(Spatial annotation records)
* START *

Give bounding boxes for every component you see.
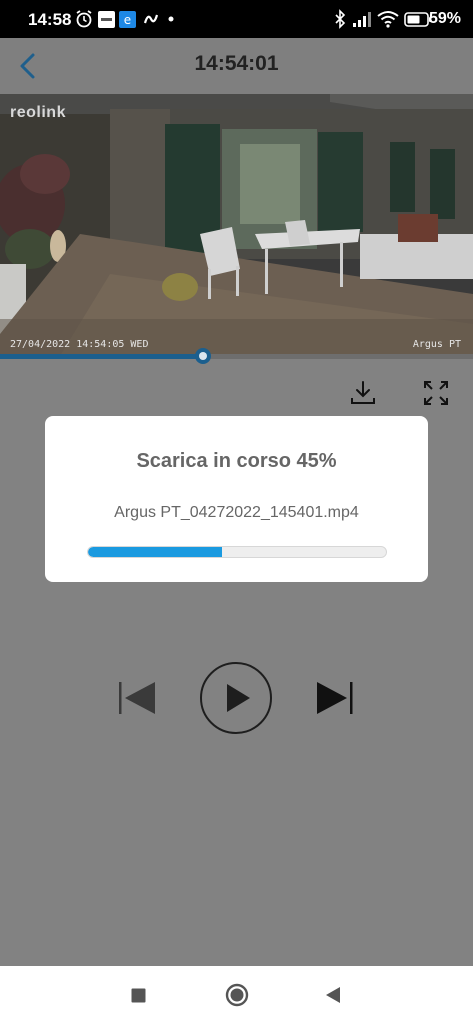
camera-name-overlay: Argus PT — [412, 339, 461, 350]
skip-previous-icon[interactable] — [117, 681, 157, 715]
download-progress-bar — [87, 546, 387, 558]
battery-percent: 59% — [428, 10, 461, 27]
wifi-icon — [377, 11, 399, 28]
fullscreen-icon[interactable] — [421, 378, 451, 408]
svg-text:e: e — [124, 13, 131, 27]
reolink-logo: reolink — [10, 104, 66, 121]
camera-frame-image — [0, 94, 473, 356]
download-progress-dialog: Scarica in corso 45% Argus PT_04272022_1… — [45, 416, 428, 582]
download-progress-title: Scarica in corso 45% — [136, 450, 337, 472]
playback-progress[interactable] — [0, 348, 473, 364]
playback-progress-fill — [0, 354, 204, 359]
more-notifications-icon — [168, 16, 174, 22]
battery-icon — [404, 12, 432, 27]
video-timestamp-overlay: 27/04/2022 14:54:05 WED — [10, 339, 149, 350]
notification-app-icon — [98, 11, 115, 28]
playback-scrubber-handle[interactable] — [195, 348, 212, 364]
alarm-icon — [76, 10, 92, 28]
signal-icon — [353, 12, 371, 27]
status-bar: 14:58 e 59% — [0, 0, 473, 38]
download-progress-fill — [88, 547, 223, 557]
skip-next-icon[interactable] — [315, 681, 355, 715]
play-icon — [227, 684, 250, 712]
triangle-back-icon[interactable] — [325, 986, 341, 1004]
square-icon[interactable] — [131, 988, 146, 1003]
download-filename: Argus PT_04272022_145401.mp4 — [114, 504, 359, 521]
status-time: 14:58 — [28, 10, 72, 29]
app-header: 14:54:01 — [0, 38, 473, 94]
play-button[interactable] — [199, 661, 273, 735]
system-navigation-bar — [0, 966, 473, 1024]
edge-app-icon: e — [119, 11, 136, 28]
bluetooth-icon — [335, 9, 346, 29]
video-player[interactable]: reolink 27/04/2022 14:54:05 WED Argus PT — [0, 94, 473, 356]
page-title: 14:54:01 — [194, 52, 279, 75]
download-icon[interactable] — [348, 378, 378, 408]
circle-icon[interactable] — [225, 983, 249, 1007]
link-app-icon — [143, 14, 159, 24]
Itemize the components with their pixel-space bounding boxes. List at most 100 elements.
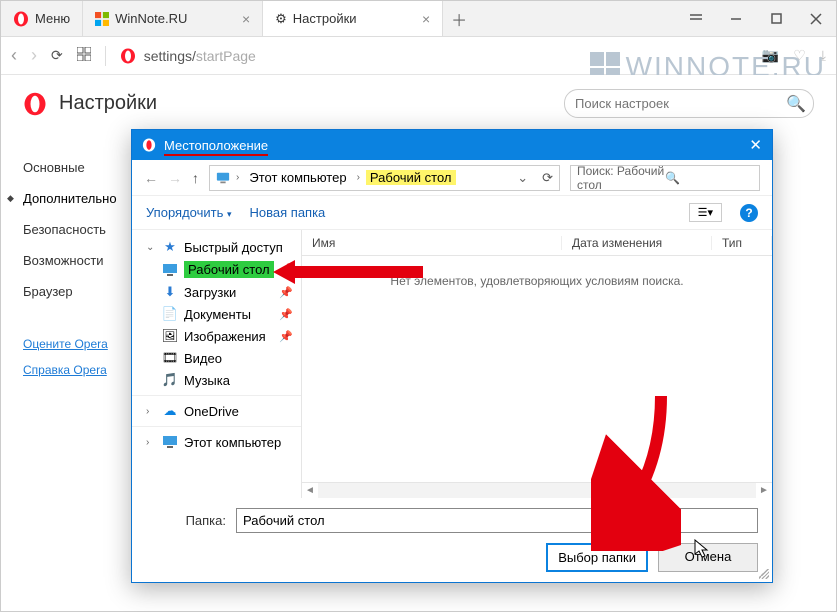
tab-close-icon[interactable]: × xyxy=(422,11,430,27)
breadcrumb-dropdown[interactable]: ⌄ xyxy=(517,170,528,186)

* END *

SHORT PROBLEM ::
Convert the lines of the material into a numbered list, skipping any blank lines. Omit the pictures from the answer.

WRITTEN SOLUTION ::
1. Give bounding boxes for every component you see.
2. camera-name-overlay: Argus PT — [412, 339, 461, 350]
3. skip-previous-icon[interactable] — [117, 681, 157, 715]
4. download-progress-bar — [87, 546, 387, 558]
5. battery-percent: 59% — [428, 10, 461, 27]
6. wifi-icon — [377, 11, 399, 28]
7. fullscreen-icon[interactable] — [421, 378, 451, 408]
8. svg-text:e: e — [124, 13, 131, 27]
9. reolink-logo: reolink — [10, 104, 66, 121]
10. camera-frame-image — [0, 94, 473, 356]
11. download-progress-dialog: Scarica in corso 45% Argus PT_04272022_1… — [45, 416, 428, 582]
12. download-progress-title: Scarica in corso 45% — [136, 450, 337, 472]
13. playback-progress[interactable] — [0, 348, 473, 364]
14. playback-progress-fill — [0, 354, 204, 359]
15. more-notifications-icon — [168, 16, 174, 22]
16. battery-icon — [404, 12, 432, 27]
17. video-timestamp-overlay: 27/04/2022 14:54:05 WED — [10, 339, 149, 350]
18. notification-app-icon — [98, 11, 115, 28]
19. playback-scrubber-handle[interactable] — [195, 348, 212, 364]
20. alarm-icon — [76, 10, 92, 28]
21. signal-icon — [353, 12, 371, 27]
22. status-bar: 14:58 e 59% — [0, 0, 473, 38]
23. download-progress-fill — [88, 547, 223, 557]
24. skip-next-icon[interactable] — [315, 681, 355, 715]
25. play-icon — [227, 684, 250, 712]
26. triangle-back-icon[interactable] — [325, 986, 341, 1004]
27. square-icon[interactable] — [131, 988, 146, 1003]
28. download-filename: Argus PT_04272022_145401.mp4 — [114, 504, 359, 521]
29. status-time: 14:58 — [28, 10, 72, 29]
30. app-header: 14:54:01 — [0, 38, 473, 94]
31. play-button[interactable] — [199, 661, 273, 735]
32. system-navigation-bar — [0, 966, 473, 1024]
33. edge-app-icon: e — [119, 11, 136, 28]
34. bluetooth-icon — [335, 9, 346, 29]
35. video-player[interactable]: reolink 27/04/2022 14:54:05 WED Argus PT — [0, 94, 473, 356]
36. page-title: 14:54:01 — [194, 52, 279, 75]
37. download-icon[interactable] — [348, 378, 378, 408]
38. circle-icon[interactable] — [225, 983, 249, 1007]
39. link-app-icon — [143, 14, 159, 24]
40. Itemize the components with their pixel-space bounding boxes. List at most 100 elements.
41. tab-close-icon[interactable]: × xyxy=(422,11,430,27)
42. breadcrumb-dropdown[interactable]: ⌄ xyxy=(517,170,528,186)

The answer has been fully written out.